** BEGIN Entries shown **
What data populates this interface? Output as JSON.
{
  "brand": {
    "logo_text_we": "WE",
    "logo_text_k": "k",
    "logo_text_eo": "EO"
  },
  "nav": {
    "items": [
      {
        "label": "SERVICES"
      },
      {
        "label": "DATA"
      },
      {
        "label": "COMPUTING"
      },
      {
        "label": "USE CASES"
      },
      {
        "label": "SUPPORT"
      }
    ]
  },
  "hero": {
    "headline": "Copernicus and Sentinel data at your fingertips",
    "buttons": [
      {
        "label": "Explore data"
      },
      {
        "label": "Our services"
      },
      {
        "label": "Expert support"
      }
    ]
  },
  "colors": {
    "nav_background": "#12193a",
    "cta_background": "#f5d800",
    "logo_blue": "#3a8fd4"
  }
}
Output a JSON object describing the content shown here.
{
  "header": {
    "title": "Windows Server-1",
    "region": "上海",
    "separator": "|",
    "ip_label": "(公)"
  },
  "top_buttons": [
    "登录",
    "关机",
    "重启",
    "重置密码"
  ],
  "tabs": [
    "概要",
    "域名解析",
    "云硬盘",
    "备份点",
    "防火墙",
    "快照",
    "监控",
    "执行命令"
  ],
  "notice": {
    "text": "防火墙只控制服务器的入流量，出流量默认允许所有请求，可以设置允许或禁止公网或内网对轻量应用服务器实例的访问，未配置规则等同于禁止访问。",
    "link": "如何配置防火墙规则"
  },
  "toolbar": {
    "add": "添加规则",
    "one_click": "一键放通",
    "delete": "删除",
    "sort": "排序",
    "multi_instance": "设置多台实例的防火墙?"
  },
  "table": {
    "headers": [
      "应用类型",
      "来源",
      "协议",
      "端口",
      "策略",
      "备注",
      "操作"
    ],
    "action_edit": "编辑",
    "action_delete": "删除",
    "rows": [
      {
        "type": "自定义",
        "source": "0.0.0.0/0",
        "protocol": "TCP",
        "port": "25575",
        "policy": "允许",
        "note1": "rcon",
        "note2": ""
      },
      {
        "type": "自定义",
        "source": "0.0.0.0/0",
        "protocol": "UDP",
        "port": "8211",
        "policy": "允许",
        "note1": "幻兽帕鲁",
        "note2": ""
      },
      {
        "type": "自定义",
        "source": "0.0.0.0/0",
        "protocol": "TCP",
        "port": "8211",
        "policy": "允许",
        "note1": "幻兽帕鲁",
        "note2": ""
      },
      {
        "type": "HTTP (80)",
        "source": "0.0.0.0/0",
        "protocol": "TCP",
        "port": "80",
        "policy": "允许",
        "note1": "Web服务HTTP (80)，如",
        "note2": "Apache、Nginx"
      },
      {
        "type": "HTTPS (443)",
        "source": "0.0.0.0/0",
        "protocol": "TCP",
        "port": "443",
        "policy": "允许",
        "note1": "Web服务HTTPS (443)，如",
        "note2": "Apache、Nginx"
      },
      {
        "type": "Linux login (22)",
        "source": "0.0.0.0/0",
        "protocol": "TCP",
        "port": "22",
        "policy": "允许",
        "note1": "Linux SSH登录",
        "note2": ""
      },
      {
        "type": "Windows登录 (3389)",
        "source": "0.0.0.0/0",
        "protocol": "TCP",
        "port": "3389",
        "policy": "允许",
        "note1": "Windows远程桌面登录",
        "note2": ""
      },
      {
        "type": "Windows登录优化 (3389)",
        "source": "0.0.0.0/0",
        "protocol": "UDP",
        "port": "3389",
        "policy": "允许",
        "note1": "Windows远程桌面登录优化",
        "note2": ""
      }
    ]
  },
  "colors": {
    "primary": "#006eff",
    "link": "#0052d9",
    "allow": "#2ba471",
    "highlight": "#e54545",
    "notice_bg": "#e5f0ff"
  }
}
** END Entries shown **
§ Task instructions: Please reproduce all of the entries exactly as they stand.

§ Answer below:
What data populates this interface? Output as JSON.
{
  "brand": {
    "logo_text_we": "WE",
    "logo_text_k": "k",
    "logo_text_eo": "EO"
  },
  "nav": {
    "items": [
      {
        "label": "SERVICES"
      },
      {
        "label": "DATA"
      },
      {
        "label": "COMPUTING"
      },
      {
        "label": "USE CASES"
      },
      {
        "label": "SUPPORT"
      }
    ]
  },
  "hero": {
    "headline": "Copernicus and Sentinel data at your fingertips",
    "buttons": [
      {
        "label": "Explore data"
      },
      {
        "label": "Our services"
      },
      {
        "label": "Expert support"
      }
    ]
  },
  "colors": {
    "nav_background": "#12193a",
    "cta_background": "#f5d800",
    "logo_blue": "#3a8fd4"
  }
}
Output a JSON object describing the content shown here.
{
  "header": {
    "title": "Windows Server-1",
    "region": "上海",
    "separator": "|",
    "ip_label": "(公)"
  },
  "top_buttons": [
    "登录",
    "关机",
    "重启",
    "重置密码"
  ],
  "tabs": [
    "概要",
    "域名解析",
    "云硬盘",
    "备份点",
    "防火墙",
    "快照",
    "监控",
    "执行命令"
  ],
  "notice": {
    "text": "防火墙只控制服务器的入流量，出流量默认允许所有请求，可以设置允许或禁止公网或内网对轻量应用服务器实例的访问，未配置规则等同于禁止访问。",
    "link": "如何配置防火墙规则"
  },
  "toolbar": {
    "add": "添加规则",
    "one_click": "一键放通",
    "delete": "删除",
    "sort": "排序",
    "multi_instance": "设置多台实例的防火墙?"
  },
  "table": {
    "headers": [
      "应用类型",
      "来源",
      "协议",
      "端口",
      "策略",
      "备注",
      "操作"
    ],
    "action_edit": "编辑",
    "action_delete": "删除",
    "rows": [
      {
        "type": "自定义",
        "source": "0.0.0.0/0",
        "protocol": "TCP",
        "port": "25575",
        "policy": "允许",
        "note1": "rcon",
        "note2": ""
      },
      {
        "type": "自定义",
        "source": "0.0.0.0/0",
        "protocol": "UDP",
        "port": "8211",
        "policy": "允许",
        "note1": "幻兽帕鲁",
        "note2": ""
      },
      {
        "type": "自定义",
        "source": "0.0.0.0/0",
        "protocol": "TCP",
        "port": "8211",
        "policy": "允许",
        "note1": "幻兽帕鲁",
        "note2": ""
      },
      {
        "type": "HTTP (80)",
        "source": "0.0.0.0/0",
        "protocol": "TCP",
        "port": "80",
        "policy": "允许",
        "note1": "Web服务HTTP (80)，如",
        "note2": "Apache、Nginx"
      },
      {
        "type": "HTTPS (443)",
        "source": "0.0.0.0/0",
        "protocol": "TCP",
        "port": "443",
        "policy": "允许",
        "note1": "Web服务HTTPS (443)，如",
        "note2": "Apache、Nginx"
      },
      {
        "type": "Linux login (22)",
        "source": "0.0.0.0/0",
        "protocol": "TCP",
        "port": "22",
        "policy": "允许",
        "note1": "Linux SSH登录",
        "note2": ""
      },
      {
        "type": "Windows登录 (3389)",
        "source": "0.0.0.0/0",
        "protocol": "TCP",
        "port": "3389",
        "policy": "允许",
        "note1": "Windows远程桌面登录",
        "note2": ""
      },
      {
        "type": "Windows登录优化 (3389)",
        "source": "0.0.0.0/0",
        "protocol": "UDP",
        "port": "3389",
        "policy": "允许",
        "note1": "Windows远程桌面登录优化",
        "note2": ""
      }
    ]
  },
  "colors": {
    "primary": "#006eff",
    "link": "#0052d9",
    "allow": "#2ba471",
    "highlight": "#e54545",
    "notice_bg": "#e5f0ff"
  }
}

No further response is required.